**GIVEN INFORMATION**
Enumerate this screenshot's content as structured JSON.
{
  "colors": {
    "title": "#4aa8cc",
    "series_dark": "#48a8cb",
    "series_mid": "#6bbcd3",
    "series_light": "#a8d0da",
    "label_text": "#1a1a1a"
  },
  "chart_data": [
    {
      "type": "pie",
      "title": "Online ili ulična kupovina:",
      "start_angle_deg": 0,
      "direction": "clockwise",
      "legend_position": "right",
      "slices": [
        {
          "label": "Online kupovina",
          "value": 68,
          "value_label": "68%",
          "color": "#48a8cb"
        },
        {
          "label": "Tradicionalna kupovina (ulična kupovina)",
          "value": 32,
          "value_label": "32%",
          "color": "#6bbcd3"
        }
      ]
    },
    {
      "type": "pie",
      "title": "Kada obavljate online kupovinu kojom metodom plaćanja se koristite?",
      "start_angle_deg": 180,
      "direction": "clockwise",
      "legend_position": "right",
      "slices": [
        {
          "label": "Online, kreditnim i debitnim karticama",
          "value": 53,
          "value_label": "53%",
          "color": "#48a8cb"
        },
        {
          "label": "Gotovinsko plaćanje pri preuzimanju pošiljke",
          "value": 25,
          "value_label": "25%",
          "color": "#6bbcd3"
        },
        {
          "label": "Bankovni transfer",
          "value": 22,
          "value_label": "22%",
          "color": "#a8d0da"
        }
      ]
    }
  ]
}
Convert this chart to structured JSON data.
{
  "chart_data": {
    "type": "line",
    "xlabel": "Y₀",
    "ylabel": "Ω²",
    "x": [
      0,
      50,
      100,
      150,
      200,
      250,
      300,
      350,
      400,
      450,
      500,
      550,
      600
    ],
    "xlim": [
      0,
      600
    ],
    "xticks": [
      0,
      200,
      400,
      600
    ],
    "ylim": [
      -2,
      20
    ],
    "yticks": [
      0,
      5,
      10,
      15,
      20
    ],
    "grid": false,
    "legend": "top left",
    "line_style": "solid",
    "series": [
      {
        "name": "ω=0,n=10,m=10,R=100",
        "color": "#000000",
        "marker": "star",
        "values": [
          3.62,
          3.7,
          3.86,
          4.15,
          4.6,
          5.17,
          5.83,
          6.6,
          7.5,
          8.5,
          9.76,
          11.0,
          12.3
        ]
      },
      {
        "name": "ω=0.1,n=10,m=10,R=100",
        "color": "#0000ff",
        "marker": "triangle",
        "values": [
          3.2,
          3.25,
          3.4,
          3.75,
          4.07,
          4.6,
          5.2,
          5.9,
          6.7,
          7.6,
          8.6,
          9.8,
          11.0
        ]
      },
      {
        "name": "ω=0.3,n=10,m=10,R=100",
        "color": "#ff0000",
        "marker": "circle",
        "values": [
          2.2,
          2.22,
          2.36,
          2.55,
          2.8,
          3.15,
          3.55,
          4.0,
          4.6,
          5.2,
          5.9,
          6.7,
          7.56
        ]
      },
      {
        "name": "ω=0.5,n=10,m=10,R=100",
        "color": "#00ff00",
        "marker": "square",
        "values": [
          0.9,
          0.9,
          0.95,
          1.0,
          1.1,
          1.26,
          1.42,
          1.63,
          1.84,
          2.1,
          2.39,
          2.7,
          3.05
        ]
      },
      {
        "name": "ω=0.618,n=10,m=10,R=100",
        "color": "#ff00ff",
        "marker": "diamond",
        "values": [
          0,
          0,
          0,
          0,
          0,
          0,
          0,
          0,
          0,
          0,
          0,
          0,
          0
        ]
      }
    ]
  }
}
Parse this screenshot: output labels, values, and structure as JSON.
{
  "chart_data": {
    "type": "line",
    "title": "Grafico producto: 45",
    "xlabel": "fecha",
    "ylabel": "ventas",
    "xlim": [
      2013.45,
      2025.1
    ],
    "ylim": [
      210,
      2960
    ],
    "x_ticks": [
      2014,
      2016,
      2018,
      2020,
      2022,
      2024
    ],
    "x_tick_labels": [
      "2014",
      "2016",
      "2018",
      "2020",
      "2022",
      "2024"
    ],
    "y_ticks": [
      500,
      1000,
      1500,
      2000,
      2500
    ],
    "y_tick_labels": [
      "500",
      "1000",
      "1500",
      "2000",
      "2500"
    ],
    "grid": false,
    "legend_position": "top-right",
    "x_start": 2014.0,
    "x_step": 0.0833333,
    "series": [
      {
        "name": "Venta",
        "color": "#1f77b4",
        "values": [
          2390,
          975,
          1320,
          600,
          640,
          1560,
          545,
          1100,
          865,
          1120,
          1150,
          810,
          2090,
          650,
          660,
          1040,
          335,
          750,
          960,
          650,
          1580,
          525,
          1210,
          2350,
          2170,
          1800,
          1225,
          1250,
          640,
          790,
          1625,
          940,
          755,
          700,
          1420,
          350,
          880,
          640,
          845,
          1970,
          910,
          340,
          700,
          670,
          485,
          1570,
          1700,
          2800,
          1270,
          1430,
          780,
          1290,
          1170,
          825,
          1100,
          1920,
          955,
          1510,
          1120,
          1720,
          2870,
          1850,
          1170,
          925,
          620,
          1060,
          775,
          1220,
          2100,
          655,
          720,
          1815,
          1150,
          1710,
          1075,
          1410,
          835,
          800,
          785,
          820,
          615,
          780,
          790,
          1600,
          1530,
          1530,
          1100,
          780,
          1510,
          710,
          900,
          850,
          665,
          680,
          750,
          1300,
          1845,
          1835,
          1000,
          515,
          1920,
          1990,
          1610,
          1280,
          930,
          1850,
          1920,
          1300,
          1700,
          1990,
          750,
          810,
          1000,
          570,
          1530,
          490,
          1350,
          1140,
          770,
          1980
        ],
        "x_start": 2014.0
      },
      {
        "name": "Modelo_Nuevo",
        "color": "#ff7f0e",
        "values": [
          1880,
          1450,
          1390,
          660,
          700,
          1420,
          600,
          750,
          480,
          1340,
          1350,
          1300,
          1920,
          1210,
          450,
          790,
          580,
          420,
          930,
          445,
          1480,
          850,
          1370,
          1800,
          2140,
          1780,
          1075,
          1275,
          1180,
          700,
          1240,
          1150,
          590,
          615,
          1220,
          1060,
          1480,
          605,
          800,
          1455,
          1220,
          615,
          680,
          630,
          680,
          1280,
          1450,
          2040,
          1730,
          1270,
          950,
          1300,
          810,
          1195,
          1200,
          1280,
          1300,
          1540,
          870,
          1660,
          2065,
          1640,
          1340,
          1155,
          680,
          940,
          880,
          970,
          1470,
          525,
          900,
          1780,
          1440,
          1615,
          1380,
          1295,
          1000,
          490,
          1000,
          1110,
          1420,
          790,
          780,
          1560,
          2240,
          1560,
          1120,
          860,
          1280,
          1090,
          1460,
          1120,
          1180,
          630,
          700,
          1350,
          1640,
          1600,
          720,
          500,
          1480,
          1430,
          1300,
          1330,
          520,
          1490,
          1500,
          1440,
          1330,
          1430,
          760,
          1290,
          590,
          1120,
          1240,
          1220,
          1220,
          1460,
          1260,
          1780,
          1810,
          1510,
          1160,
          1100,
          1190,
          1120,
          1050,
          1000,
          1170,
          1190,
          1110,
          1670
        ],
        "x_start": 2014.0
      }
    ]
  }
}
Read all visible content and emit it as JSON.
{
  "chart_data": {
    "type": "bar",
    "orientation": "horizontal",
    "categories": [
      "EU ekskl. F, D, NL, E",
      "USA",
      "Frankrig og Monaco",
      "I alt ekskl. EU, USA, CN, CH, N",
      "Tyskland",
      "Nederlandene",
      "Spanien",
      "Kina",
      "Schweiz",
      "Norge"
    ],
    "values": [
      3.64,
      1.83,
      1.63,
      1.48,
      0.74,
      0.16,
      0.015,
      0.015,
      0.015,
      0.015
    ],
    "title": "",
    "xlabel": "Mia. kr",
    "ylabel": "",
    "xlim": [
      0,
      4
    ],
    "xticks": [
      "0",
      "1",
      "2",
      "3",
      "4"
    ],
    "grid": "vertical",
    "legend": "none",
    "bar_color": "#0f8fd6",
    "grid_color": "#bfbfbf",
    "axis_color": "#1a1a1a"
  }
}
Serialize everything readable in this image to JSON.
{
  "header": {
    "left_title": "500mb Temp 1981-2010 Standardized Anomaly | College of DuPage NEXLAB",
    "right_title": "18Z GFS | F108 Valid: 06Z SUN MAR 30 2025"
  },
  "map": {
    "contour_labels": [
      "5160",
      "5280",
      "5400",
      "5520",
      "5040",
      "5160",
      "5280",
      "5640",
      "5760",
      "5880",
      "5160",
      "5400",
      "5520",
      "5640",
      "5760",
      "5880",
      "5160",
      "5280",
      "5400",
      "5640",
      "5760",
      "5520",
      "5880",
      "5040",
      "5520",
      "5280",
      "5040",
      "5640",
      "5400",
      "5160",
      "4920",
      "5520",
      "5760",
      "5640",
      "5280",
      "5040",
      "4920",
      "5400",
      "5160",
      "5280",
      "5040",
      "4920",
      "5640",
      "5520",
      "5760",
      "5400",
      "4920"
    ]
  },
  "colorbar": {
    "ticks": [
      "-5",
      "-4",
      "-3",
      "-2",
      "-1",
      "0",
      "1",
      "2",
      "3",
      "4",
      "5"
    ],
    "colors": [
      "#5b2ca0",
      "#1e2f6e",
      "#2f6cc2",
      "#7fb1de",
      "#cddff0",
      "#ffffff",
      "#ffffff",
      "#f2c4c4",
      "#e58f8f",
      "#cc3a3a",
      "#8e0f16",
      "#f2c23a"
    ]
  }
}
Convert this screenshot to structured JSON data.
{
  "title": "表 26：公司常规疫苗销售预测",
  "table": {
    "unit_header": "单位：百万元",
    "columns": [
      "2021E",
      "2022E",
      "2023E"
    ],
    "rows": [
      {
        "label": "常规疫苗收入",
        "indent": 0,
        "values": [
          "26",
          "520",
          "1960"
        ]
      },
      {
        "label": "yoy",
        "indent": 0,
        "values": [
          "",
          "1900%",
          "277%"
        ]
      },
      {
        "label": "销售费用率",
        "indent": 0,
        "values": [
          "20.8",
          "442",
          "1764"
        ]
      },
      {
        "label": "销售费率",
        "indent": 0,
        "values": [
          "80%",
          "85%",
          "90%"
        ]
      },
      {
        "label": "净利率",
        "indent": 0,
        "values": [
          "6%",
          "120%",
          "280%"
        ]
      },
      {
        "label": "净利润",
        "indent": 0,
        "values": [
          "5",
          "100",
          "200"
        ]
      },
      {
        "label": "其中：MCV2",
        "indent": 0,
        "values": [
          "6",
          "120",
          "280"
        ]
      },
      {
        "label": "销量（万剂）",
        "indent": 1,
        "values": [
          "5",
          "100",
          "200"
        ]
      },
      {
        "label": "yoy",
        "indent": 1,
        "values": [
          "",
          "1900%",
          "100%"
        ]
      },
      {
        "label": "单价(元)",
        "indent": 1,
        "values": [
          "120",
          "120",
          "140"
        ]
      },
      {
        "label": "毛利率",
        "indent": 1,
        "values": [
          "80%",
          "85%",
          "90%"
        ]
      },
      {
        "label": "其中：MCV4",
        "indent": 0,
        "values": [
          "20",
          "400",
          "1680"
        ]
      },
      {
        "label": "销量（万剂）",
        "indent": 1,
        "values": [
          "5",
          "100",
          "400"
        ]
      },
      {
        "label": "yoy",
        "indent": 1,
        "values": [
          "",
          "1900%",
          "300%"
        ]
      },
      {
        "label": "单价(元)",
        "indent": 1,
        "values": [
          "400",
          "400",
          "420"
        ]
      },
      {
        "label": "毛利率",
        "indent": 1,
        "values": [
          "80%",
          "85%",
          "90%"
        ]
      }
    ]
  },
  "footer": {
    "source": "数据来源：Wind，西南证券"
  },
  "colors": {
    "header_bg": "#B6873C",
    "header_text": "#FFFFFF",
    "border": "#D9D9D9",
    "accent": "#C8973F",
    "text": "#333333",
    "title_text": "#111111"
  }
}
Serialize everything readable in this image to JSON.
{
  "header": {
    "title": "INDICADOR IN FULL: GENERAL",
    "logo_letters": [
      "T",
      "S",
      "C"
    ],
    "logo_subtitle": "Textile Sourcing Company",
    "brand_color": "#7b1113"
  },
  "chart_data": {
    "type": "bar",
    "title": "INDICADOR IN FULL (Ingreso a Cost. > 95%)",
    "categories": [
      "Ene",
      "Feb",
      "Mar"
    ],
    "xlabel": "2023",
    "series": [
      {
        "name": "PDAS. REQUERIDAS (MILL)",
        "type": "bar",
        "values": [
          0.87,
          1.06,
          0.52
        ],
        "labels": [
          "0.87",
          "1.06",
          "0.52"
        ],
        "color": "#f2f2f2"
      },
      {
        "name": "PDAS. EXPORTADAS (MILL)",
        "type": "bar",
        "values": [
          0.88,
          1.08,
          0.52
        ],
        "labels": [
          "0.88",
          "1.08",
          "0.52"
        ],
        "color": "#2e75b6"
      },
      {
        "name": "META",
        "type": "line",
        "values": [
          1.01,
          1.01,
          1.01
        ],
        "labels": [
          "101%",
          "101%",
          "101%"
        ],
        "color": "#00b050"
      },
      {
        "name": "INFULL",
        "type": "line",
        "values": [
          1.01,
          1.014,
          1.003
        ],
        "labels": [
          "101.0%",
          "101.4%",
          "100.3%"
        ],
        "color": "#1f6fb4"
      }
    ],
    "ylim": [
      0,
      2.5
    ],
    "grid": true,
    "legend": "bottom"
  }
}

**SET EXERCISE**
Lines containing the word "name" must all be returned from the material above.

**RESPONSE TO THIS EXERCISE**
        "name": "ω=0,n=10,m=10,R=100",
        "name": "ω=0.1,n=10,m=10,R=100",
        "name": "ω=0.3,n=10,m=10,R=100",
        "name": "ω=0.5,n=10,m=10,R=100",
        "name": "ω=0.618,n=10,m=10,R=100",
        "name": "Venta",
        "name": "Modelo_Nuevo",
        "name": "PDAS. REQUERIDAS (MILL)",
        "name": "PDAS. EXPORTADAS (MILL)",
        "name": "META",
        "name": "INFULL",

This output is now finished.